**WORK TO COMPLETE**
Tally the lines that contain the string "name" and state that total without comment.

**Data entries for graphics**
'''

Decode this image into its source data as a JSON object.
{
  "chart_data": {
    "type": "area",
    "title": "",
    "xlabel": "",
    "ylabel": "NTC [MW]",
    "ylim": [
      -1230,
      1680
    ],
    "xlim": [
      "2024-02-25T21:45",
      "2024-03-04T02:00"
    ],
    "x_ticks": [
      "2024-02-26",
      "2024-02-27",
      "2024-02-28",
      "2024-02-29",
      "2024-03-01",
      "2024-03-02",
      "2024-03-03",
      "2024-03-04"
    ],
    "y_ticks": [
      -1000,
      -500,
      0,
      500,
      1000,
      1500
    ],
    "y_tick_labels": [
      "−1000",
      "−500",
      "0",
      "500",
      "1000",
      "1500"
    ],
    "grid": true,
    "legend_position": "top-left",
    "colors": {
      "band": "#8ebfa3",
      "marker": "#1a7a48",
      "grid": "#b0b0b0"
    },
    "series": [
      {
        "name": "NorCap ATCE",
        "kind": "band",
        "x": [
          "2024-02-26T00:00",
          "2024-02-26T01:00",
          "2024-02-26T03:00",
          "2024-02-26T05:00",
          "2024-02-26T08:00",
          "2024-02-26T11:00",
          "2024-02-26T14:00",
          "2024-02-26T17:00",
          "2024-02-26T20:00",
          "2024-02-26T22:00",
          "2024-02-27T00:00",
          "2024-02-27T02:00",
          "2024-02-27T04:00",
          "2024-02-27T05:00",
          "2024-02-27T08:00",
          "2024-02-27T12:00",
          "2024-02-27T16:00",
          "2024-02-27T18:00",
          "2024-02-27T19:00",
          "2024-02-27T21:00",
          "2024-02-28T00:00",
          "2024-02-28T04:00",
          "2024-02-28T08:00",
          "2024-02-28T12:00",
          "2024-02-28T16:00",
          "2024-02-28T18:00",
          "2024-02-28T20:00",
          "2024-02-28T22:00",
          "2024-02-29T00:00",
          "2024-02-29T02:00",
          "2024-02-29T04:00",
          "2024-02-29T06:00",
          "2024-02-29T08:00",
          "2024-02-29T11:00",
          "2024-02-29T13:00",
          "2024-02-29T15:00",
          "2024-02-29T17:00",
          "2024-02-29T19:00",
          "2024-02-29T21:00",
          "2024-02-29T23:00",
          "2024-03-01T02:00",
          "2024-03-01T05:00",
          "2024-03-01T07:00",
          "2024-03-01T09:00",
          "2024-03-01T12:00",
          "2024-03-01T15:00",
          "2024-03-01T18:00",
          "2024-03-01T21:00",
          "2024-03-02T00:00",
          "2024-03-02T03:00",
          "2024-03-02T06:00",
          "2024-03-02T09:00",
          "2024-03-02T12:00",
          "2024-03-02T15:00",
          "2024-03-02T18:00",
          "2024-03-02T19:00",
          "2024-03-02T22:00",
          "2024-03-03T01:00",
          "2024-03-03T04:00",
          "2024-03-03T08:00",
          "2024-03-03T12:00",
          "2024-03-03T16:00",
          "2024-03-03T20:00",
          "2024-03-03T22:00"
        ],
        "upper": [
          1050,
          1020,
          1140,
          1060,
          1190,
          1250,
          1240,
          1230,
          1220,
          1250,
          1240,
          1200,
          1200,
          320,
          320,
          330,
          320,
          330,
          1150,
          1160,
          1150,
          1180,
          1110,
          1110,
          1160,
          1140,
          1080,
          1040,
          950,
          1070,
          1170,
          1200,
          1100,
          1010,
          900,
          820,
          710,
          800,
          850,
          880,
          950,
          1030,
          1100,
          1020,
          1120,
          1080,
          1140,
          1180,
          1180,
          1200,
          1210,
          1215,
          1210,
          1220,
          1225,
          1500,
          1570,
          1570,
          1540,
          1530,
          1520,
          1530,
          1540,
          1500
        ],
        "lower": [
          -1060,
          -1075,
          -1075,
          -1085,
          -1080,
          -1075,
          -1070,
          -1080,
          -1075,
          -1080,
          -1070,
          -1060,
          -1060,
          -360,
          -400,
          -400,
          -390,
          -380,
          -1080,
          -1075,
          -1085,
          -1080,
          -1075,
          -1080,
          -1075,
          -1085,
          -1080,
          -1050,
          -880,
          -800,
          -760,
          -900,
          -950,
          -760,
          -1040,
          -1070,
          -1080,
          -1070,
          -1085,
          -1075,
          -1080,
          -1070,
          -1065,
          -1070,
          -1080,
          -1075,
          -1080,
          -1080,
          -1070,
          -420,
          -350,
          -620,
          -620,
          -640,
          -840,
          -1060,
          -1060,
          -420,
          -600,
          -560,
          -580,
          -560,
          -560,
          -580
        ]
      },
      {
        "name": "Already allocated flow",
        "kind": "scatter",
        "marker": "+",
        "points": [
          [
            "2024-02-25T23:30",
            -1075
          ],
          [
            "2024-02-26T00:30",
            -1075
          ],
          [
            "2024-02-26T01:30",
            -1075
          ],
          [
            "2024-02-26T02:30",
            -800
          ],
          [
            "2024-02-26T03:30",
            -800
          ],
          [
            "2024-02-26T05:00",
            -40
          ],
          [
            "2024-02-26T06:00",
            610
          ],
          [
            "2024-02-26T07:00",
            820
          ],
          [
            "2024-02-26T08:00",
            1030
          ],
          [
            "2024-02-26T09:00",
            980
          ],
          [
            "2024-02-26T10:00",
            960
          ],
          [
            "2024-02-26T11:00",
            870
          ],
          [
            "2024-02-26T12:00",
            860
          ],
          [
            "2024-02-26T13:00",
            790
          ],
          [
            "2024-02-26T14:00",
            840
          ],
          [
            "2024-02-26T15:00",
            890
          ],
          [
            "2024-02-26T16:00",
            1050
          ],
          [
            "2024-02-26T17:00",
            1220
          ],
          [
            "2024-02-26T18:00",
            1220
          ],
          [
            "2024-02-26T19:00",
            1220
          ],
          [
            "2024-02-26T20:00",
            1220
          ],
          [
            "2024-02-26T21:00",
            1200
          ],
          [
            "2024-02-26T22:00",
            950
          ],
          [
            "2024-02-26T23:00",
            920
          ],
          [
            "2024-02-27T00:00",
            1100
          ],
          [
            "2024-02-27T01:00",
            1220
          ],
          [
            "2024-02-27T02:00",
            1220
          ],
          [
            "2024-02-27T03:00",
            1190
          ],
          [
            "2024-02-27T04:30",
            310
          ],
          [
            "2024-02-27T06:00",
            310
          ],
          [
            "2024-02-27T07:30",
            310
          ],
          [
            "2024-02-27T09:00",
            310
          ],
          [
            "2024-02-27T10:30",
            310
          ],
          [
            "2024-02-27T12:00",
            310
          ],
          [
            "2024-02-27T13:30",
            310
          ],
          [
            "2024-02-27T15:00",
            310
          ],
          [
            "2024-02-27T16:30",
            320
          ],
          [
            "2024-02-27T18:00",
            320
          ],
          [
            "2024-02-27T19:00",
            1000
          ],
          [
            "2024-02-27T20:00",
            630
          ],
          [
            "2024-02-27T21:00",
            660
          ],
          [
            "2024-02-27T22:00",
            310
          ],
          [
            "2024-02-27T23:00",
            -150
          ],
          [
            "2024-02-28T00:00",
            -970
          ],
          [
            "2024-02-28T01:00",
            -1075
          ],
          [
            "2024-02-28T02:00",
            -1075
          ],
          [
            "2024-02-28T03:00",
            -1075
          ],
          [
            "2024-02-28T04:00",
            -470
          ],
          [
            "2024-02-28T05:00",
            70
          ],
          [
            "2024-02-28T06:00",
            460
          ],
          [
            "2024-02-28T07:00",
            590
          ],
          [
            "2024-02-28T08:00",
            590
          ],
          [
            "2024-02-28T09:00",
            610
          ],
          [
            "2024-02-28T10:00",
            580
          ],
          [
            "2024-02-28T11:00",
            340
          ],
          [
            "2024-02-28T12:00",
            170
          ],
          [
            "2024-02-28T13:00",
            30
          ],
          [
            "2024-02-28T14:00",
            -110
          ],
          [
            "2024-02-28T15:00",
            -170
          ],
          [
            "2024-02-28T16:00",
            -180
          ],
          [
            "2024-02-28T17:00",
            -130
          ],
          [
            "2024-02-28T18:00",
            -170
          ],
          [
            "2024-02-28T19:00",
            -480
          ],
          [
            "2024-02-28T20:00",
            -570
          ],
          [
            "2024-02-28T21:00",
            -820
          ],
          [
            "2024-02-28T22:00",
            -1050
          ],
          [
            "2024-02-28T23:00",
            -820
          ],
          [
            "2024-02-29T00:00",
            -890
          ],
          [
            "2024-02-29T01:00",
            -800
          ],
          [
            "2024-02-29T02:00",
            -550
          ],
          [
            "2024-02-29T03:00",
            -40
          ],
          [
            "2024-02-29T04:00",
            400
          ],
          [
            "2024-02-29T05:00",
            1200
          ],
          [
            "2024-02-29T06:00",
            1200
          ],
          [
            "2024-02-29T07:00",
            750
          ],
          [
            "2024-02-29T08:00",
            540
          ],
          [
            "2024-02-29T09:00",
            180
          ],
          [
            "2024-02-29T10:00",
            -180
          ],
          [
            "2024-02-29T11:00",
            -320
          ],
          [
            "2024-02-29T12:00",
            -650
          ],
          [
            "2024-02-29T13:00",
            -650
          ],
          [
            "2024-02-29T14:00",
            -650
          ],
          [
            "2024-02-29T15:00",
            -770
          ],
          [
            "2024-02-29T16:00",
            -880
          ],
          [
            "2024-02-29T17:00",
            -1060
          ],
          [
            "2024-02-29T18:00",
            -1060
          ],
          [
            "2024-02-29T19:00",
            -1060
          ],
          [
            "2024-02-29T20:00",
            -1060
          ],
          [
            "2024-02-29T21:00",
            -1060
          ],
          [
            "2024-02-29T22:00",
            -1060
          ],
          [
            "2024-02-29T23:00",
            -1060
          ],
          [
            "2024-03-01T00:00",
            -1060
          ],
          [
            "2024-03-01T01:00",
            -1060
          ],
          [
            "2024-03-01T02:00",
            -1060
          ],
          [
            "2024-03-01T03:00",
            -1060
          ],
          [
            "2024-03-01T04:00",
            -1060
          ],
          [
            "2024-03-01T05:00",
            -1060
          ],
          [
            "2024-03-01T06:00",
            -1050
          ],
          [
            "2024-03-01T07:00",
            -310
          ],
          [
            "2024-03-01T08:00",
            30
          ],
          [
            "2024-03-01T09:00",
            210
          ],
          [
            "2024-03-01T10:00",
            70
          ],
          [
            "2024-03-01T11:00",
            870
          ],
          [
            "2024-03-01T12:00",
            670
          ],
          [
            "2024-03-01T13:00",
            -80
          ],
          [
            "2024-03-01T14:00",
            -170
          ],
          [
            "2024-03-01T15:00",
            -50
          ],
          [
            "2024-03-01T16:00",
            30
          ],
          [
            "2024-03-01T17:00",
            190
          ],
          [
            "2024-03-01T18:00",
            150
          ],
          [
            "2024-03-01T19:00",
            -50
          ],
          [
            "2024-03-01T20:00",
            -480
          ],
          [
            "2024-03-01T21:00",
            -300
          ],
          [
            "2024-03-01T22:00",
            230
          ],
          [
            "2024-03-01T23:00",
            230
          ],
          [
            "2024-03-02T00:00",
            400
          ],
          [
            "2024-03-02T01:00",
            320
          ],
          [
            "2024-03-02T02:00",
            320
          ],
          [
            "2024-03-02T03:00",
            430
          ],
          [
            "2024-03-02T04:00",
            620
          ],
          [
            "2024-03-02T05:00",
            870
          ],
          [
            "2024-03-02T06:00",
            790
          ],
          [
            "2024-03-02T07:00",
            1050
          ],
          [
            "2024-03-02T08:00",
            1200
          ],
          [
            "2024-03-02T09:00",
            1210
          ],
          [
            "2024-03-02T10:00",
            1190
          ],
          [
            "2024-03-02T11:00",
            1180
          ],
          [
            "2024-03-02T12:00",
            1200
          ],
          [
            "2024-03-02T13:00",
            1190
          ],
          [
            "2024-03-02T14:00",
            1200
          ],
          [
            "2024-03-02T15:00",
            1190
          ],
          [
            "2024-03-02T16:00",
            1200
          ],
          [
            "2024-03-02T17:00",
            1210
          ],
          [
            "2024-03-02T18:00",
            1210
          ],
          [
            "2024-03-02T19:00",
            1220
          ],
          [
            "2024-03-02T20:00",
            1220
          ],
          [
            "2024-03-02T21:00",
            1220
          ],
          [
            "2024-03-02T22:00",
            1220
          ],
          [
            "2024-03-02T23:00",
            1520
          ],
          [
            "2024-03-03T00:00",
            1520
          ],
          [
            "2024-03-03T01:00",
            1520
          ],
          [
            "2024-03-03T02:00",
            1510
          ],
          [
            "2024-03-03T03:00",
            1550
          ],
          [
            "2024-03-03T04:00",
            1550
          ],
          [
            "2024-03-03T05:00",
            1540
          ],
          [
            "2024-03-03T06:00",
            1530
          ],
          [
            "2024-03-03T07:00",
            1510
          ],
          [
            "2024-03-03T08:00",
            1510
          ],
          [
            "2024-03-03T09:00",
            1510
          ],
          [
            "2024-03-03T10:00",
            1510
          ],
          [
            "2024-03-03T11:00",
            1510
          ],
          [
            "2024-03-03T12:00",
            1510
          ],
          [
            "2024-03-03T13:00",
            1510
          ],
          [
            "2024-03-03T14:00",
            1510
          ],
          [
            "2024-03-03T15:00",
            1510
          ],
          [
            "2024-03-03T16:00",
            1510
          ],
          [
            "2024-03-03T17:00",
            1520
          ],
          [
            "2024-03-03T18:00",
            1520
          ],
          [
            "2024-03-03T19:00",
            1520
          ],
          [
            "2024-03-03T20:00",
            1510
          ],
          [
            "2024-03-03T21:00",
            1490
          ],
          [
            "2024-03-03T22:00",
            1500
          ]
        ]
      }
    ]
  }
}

'''

**COMPLETED TASK**
2